======== Excerpted records ========
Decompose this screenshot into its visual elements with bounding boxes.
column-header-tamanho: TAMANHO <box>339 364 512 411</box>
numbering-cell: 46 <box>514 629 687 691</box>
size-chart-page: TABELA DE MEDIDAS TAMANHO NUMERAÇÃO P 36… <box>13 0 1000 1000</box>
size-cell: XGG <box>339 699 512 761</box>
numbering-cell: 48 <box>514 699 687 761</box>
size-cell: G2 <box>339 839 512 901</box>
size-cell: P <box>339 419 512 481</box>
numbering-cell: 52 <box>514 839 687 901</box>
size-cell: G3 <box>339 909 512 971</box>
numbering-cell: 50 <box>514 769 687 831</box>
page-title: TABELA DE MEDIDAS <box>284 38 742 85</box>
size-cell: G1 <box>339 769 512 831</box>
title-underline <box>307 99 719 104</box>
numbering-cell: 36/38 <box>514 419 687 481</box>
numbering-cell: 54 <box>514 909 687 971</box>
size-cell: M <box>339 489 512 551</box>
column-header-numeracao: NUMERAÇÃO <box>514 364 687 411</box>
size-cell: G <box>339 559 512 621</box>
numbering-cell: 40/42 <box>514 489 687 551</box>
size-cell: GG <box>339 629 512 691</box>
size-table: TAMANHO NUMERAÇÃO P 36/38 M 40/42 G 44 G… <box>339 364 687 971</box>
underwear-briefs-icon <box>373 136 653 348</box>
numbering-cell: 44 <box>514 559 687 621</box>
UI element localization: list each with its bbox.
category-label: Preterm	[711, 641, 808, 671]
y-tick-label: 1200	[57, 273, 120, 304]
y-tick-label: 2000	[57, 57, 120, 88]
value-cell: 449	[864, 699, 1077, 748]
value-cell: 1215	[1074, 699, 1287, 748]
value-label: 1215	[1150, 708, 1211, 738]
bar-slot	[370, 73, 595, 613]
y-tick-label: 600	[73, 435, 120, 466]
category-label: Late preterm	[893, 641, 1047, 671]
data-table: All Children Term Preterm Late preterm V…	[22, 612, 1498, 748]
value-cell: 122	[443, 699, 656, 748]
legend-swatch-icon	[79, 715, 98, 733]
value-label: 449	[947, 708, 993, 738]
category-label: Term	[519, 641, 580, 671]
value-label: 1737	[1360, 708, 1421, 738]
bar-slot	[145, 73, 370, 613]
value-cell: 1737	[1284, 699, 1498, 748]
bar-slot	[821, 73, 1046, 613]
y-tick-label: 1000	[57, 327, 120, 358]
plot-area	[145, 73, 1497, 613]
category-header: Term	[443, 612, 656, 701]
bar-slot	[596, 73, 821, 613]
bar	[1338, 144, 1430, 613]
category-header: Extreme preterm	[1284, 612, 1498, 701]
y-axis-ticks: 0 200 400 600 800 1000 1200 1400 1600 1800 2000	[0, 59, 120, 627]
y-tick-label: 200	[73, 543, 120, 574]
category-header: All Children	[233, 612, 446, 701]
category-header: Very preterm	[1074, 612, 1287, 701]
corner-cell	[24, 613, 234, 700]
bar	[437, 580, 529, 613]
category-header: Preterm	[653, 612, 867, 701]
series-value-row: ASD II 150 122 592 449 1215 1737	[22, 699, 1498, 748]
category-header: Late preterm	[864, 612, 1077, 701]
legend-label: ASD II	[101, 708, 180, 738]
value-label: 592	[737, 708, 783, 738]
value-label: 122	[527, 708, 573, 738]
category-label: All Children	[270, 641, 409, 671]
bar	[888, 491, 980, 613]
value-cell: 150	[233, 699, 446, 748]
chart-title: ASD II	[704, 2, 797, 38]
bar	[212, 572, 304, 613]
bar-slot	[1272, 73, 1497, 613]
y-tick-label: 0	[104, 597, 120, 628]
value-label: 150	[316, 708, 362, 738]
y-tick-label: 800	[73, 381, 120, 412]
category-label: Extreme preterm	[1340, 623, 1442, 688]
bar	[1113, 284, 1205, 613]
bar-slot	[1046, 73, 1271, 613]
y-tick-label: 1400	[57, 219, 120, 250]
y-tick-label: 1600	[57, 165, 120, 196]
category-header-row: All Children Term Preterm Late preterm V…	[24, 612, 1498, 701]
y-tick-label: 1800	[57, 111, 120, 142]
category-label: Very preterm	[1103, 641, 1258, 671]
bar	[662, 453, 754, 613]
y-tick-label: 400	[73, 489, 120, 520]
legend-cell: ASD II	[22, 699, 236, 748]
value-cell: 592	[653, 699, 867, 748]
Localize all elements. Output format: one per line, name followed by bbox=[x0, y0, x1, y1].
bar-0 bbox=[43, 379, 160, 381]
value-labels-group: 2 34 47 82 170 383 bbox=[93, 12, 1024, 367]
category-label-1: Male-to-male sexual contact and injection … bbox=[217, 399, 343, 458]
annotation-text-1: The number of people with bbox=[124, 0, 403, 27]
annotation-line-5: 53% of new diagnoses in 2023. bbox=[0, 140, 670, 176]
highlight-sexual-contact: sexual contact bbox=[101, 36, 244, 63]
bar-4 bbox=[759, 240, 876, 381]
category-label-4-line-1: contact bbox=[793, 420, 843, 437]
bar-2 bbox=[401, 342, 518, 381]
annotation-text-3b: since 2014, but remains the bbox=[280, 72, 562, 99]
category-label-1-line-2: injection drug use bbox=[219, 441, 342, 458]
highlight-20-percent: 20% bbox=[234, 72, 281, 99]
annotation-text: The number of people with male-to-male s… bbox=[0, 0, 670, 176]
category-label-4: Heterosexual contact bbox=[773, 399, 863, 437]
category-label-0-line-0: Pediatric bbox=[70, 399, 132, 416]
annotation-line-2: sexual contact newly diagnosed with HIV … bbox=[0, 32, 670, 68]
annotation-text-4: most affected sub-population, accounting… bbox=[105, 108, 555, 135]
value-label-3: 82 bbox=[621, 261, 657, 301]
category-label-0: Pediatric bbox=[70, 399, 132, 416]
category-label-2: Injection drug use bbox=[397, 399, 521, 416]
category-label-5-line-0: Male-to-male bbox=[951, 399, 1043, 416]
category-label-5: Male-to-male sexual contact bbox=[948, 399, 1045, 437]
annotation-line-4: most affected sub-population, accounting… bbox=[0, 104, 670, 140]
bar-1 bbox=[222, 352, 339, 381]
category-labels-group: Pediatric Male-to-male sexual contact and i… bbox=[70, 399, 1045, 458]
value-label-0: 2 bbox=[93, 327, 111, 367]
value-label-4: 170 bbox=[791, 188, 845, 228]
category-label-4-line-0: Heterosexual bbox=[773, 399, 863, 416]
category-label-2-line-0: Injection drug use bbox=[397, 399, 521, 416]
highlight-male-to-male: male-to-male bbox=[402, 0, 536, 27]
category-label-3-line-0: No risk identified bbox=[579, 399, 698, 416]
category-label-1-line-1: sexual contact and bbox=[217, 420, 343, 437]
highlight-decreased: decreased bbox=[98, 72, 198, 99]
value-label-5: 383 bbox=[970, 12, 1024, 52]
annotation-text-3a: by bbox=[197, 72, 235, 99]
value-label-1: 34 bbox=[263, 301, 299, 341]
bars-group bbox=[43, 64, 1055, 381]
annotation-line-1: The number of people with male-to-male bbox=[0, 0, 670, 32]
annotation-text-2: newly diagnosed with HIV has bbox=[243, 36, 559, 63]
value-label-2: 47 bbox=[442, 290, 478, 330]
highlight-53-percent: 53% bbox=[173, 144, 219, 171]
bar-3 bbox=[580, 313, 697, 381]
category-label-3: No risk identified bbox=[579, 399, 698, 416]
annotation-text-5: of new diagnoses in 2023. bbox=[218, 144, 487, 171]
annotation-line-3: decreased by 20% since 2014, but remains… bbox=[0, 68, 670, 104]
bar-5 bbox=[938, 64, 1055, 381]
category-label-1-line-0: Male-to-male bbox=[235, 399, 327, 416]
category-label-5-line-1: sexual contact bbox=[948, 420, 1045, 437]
========
**Challenge**
Recast every line of the items above as a Markdown table with the columns Row and Line, numbering the rows in order and leaving out blank lines.

**Reply to the task**
| Row | Line |
|---|---|
| 1 | Decompose this screenshot into its visual elements with bounding boxes. |
| 2 | column-header-tamanho: TAMANHO <box>339 364 512 411</box> |
| 3 | numbering-cell: 46 <box>514 629 687 691</box> |
| 4 | size-chart-page: TABELA DE MEDIDAS TAMANHO NUMERAÇÃO P 36… <box>13 0 1000 1000</box> |
| 5 | size-cell: XGG <box>339 699 512 761</box> |
| 6 | numbering-cell: 48 <box>514 699 687 761</box> |
| 7 | size-cell: G2 <box>339 839 512 901</box> |
| 8 | size-cell: P <box>339 419 512 481</box> |
| 9 | numbering-cell: 52 <box>514 839 687 901</box> |
| 10 | size-cell: G3 <box>339 909 512 971</box> |
| 11 | numbering-cell: 50 <box>514 769 687 831</box> |
| 12 | page-title: TABELA DE MEDIDAS <box>284 38 742 85</box> |
| 13 | size-cell: G1 <box>339 769 512 831</box> |
| 14 | title-underline <box>307 99 719 104</box> |
| 15 | numbering-cell: 36/38 <box>514 419 687 481</box> |
| 16 | numbering-cell: 54 <box>514 909 687 971</box> |
| 17 | size-cell: M <box>339 489 512 551</box> |
| 18 | column-header-numeracao: NUMERAÇÃO <box>514 364 687 411</box> |
| 19 | size-cell: G <box>339 559 512 621</box> |
| 20 | numbering-cell: 40/42 <box>514 489 687 551</box> |
| 21 | size-cell: GG <box>339 629 512 691</box> |
| 22 | size-table: TAMANHO NUMERAÇÃO P 36/38 M 40/42 G 44 G… <box>339 364 687 971</box> |
| 23 | underwear-briefs-icon <box>373 136 653 348</box> |
| 24 | numbering-cell: 44 <box>514 559 687 621</box> |
| 25 | UI element localization: list each with its bbox. |
| 26 | category-label: Preterm	[711, 641, 808, 671] |
| 27 | y-tick-label: 1200	[57, 273, 120, 304] |
| 28 | y-tick-label: 2000	[57, 57, 120, 88] |
| 29 | value-cell: 449	[864, 699, 1077, 748] |
| 30 | value-cell: 1215	[1074, 699, 1287, 748] |
| 31 | value-label: 1215	[1150, 708, 1211, 738] |
| 32 | bar-slot	[370, 73, 595, 613] |
| 33 | y-tick-label: 600	[73, 435, 120, 466] |
| 34 | category-label: Late preterm	[893, 641, 1047, 671] |
| 35 | data-table: All Children Term Preterm Late preterm V…	[22, 612, 1498, 748] |
| 36 | value-cell: 122	[443, 699, 656, 748] |
| 37 | legend-swatch-icon	[79, 715, 98, 733] |
| 38 | value-label: 449	[947, 708, 993, 738] |
| 39 | category-label: Term	[519, 641, 580, 671] |
| 40 | value-label: 1737	[1360, 708, 1421, 738] |
| 41 | bar-slot	[145, 73, 370, 613] |
| 42 | value-cell: 1737	[1284, 699, 1498, 748] |
| 43 | bar-slot	[821, 73, 1046, 613] |
| 44 | y-tick-label: 1000	[57, 327, 120, 358] |
| 45 | plot-area	[145, 73, 1497, 613] |
| 46 | category-header: Term	[443, 612, 656, 701] |
| 47 | bar-slot	[596, 73, 821, 613] |
| 48 | bar	[1338, 144, 1430, 613] |
| 49 | category-header: Extreme preterm	[1284, 612, 1498, 701] |
| 50 | y-axis-ticks: 0 200 400 600 800 1000 1200 1400 1600 1800 2000	[0, 59, 120, 627] |
| 51 | y-tick-label: 200	[73, 543, 120, 574] |
| 52 | category-header: All Children	[233, 612, 446, 701] |
| 53 | category-header: Very preterm	[1074, 612, 1287, 701] |
| 54 | corner-cell	[24, 613, 234, 700] |
| 55 | bar	[437, 580, 529, 613] |
| 56 | category-header: Preterm	[653, 612, 867, 701] |
| 57 | series-value-row: ASD II 150 122 592 449 1215 1737	[22, 699, 1498, 748] |
| 58 | category-header: Late preterm	[864, 612, 1077, 701] |
| 59 | legend-label: ASD II	[101, 708, 180, 738] |
| 60 | value-label: 592	[737, 708, 783, 738] |
| 61 | value-label: 122	[527, 708, 573, 738] |
| 62 | category-label: All Children	[270, 641, 409, 671] |
| 63 | bar	[888, 491, 980, 613] |
| 64 | value-cell: 150	[233, 699, 446, 748] |
| 65 | chart-title: ASD II	[704, 2, 797, 38] |
| 66 | bar	[212, 572, 304, 613] |
| 67 | bar-slot	[1272, 73, 1497, 613] |
| 68 | y-tick-label: 0	[104, 597, 120, 628] |
| 69 | value-label: 150	[316, 708, 362, 738] |
| 70 | y-tick-label: 800	[73, 381, 120, 412] |
| 71 | category-label: Extreme preterm	[1340, 623, 1442, 688] |
| 72 | bar	[1113, 284, 1205, 613] |
| 73 | bar-slot	[1046, 73, 1271, 613] |
| 74 | y-tick-label: 1400	[57, 219, 120, 250] |
| 75 | y-tick-label: 1600	[57, 165, 120, 196] |
| 76 | category-header-row: All Children Term Preterm Late preterm V…	[24, 612, 1498, 701] |
| 77 | y-tick-label: 1800	[57, 111, 120, 142] |
| 78 | category-label: Very preterm	[1103, 641, 1258, 671] |
| 79 | bar	[662, 453, 754, 613] |
| 80 | y-tick-label: 400	[73, 489, 120, 520] |
| 81 | legend-cell: ASD II	[22, 699, 236, 748] |
| 82 | value-cell: 592	[653, 699, 867, 748] |
| 83 | Localize all elements. Output format: one per line, name followed by bbox=[x0, y0, x1, y1]. |
| 84 | bar-0 bbox=[43, 379, 160, 381] |
| 85 | value-labels-group: 2 34 47 82 170 383 bbox=[93, 12, 1024, 367] |
| 86 | category-label-1: Male-to-male sexual contact and injection … bbox=[217, 399, 343, 458] |
| 87 | annotation-text-1: The number of people with bbox=[124, 0, 403, 27] |
| 88 | annotation-line-5: 53% of new diagnoses in 2023. bbox=[0, 140, 670, 176] |
| 89 | highlight-sexual-contact: sexual contact bbox=[101, 36, 244, 63] |
| 90 | bar-4 bbox=[759, 240, 876, 381] |
| 91 | category-label-4-line-1: contact bbox=[793, 420, 843, 437] |
| 92 | bar-2 bbox=[401, 342, 518, 381] |
| 93 | annotation-text-3b: since 2014, but remains the bbox=[280, 72, 562, 99] |
| 94 | category-label-1-line-2: injection drug use bbox=[219, 441, 342, 458] |
| 95 | highlight-20-percent: 20% bbox=[234, 72, 281, 99] |
| 96 | annotation-text: The number of people with male-to-male s… bbox=[0, 0, 670, 176] |
| 97 | category-label-4: Heterosexual contact bbox=[773, 399, 863, 437] |
| 98 | category-label-0-line-0: Pediatric bbox=[70, 399, 132, 416] |
| 99 | annotation-line-2: sexual contact newly diagnosed with HIV … bbox=[0, 32, 670, 68] |
| 100 | annotation-text-4: most affected sub-population, accounting… bbox=[105, 108, 555, 135] |
| 101 | value-label-3: 82 bbox=[621, 261, 657, 301] |
| 102 | category-label-0: Pediatric bbox=[70, 399, 132, 416] |
| 103 | category-label-2: Injection drug use bbox=[397, 399, 521, 416] |
| 104 | category-label-5-line-0: Male-to-male bbox=[951, 399, 1043, 416] |
| 105 | category-label-5: Male-to-male sexual contact bbox=[948, 399, 1045, 437] |
| 106 | annotation-line-4: most affected sub-population, accounting… bbox=[0, 104, 670, 140] |
| 107 | bar-1 bbox=[222, 352, 339, 381] |
| 108 | category-labels-group: Pediatric Male-to-male sexual contact and i… bbox=[70, 399, 1045, 458] |
| 109 | value-label-0: 2 bbox=[93, 327, 111, 367] |
| 110 | value-label-4: 170 bbox=[791, 188, 845, 228] |
| 111 | category-label-4-line-0: Heterosexual bbox=[773, 399, 863, 416] |
| 112 | category-label-2-line-0: Injection drug use bbox=[397, 399, 521, 416] |
| 113 | highlight-male-to-male: male-to-male bbox=[402, 0, 536, 27] |
| 114 | category-label-3-line-0: No risk identified bbox=[579, 399, 698, 416] |
| 115 | category-label-1-line-1: sexual contact and bbox=[217, 420, 343, 437] |
| 116 | highlight-decreased: decreased bbox=[98, 72, 198, 99] |
| 117 | value-label-5: 383 bbox=[970, 12, 1024, 52] |
| 118 | annotation-text-3a: by bbox=[197, 72, 235, 99] |
| 119 | value-label-1: 34 bbox=[263, 301, 299, 341] |
| 120 | bars-group bbox=[43, 64, 1055, 381] |
| 121 | annotation-line-1: The number of people with male-to-male bbox=[0, 0, 670, 32] |
| 122 | annotation-text-2: newly diagnosed with HIV has bbox=[243, 36, 559, 63] |
| 123 | value-label-2: 47 bbox=[442, 290, 478, 330] |
| 124 | highlight-53-percent: 53% bbox=[173, 144, 219, 171] |
| 125 | bar-3 bbox=[580, 313, 697, 381] |
| 126 | category-label-3: No risk identified bbox=[579, 399, 698, 416] |
| 127 | annotation-text-5: of new diagnoses in 2023. bbox=[218, 144, 487, 171] |
| 128 | annotation-line-3: decreased by 20% since 2014, but remains… bbox=[0, 68, 670, 104] |
| 129 | bar-5 bbox=[938, 64, 1055, 381] |
| 130 | category-label-1-line-0: Male-to-male bbox=[235, 399, 327, 416] |
| 131 | category-label-5-line-1: sexual contact bbox=[948, 420, 1045, 437] |